### WRITTEN REQUEST
Locate the lines that hold the string "title". Copy every such line.

— Begin DATA SHOWN —

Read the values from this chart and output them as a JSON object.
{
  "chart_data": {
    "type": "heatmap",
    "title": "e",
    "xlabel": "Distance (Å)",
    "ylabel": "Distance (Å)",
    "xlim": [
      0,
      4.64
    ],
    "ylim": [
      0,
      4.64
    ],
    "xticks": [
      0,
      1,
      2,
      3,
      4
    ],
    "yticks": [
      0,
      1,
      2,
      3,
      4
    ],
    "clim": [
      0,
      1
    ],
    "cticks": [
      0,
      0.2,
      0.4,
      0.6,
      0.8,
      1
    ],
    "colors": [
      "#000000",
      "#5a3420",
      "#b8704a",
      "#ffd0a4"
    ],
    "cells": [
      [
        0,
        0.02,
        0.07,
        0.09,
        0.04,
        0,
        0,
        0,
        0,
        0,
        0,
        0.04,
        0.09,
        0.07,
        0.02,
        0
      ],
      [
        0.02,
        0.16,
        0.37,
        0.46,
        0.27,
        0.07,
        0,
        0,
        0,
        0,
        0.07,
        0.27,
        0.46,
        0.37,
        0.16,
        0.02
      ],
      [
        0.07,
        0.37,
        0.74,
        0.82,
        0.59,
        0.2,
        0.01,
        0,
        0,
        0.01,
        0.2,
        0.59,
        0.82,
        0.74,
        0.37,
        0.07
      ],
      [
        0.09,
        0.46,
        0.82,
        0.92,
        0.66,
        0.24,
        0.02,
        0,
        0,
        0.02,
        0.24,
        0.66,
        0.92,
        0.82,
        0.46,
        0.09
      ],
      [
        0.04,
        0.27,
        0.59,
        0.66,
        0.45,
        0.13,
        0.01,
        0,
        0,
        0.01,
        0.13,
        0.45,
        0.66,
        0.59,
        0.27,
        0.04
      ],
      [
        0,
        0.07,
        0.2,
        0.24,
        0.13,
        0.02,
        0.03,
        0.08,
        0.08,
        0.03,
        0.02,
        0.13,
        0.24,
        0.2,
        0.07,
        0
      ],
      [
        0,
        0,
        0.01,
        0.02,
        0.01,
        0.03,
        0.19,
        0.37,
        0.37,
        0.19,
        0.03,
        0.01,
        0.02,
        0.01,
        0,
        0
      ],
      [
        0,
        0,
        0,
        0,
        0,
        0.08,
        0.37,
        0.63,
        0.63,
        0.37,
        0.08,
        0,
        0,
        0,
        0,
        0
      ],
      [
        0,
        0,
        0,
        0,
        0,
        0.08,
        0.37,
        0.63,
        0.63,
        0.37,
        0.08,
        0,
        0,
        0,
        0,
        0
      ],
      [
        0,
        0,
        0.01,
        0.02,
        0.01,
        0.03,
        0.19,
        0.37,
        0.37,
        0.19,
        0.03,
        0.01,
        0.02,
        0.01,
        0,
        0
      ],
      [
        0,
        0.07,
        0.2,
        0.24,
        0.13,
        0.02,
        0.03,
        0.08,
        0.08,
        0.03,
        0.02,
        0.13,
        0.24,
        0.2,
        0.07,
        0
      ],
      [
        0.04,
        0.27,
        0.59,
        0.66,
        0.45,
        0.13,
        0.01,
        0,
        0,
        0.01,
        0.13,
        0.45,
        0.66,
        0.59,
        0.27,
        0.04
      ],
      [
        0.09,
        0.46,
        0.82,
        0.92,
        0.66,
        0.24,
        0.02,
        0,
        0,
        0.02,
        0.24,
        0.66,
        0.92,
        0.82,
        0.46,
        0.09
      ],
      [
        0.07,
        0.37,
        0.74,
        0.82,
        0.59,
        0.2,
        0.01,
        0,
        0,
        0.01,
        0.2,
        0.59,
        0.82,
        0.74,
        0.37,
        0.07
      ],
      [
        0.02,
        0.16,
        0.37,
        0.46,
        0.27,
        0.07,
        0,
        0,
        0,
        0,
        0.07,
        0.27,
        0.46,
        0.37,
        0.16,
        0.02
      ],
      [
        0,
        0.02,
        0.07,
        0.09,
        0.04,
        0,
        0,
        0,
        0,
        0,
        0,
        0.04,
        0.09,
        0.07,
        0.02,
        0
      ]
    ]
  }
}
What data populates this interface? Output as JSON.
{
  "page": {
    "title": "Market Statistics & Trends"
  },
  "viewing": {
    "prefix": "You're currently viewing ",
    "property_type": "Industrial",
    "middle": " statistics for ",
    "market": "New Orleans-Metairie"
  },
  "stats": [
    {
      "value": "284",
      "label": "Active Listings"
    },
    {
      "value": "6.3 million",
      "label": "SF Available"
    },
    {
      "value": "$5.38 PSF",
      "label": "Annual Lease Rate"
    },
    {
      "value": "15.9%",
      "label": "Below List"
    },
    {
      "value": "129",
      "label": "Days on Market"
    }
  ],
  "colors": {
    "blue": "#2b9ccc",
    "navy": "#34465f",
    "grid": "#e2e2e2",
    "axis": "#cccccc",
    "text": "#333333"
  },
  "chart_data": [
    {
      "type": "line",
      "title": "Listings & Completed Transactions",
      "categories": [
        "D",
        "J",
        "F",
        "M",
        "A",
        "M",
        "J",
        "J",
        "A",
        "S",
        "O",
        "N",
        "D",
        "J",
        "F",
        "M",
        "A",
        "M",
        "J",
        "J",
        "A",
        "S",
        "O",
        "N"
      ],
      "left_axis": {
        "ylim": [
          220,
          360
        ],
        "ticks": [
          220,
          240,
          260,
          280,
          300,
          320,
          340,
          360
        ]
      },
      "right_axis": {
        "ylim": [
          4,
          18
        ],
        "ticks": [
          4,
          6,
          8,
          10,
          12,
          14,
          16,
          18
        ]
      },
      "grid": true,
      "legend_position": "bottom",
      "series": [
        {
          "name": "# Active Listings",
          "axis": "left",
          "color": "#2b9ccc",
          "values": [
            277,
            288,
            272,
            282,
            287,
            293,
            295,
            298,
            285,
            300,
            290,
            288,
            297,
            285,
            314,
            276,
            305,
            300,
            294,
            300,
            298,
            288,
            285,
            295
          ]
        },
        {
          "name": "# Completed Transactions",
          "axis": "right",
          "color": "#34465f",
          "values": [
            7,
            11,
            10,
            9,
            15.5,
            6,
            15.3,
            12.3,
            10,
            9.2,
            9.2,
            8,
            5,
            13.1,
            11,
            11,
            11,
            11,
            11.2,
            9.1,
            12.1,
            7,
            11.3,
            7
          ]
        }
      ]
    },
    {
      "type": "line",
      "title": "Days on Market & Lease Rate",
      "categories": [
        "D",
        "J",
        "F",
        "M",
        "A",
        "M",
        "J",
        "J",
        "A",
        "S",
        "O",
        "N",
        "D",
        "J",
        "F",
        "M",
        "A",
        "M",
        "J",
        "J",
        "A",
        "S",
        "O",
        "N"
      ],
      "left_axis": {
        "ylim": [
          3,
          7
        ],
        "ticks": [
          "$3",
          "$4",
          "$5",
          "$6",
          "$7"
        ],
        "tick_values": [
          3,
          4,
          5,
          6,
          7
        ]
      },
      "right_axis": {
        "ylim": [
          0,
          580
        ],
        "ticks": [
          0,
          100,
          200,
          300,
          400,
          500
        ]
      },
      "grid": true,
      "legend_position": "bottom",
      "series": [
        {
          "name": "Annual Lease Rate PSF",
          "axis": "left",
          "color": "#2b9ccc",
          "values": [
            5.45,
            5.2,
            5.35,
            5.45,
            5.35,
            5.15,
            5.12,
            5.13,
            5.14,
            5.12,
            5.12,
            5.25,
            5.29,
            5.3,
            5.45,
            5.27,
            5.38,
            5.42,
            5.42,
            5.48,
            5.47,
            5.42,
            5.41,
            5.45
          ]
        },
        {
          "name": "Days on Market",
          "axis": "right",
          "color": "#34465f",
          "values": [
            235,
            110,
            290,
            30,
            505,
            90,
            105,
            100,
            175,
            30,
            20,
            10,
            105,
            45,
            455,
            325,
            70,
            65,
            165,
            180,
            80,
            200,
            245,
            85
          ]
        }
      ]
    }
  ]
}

— End DATA SHOWN —

### REPLY
    "title": "e",
    "title": "Market Statistics & Trends"
      "title": "Listings & Completed Transactions",
      "title": "Days on Market & Lease Rate",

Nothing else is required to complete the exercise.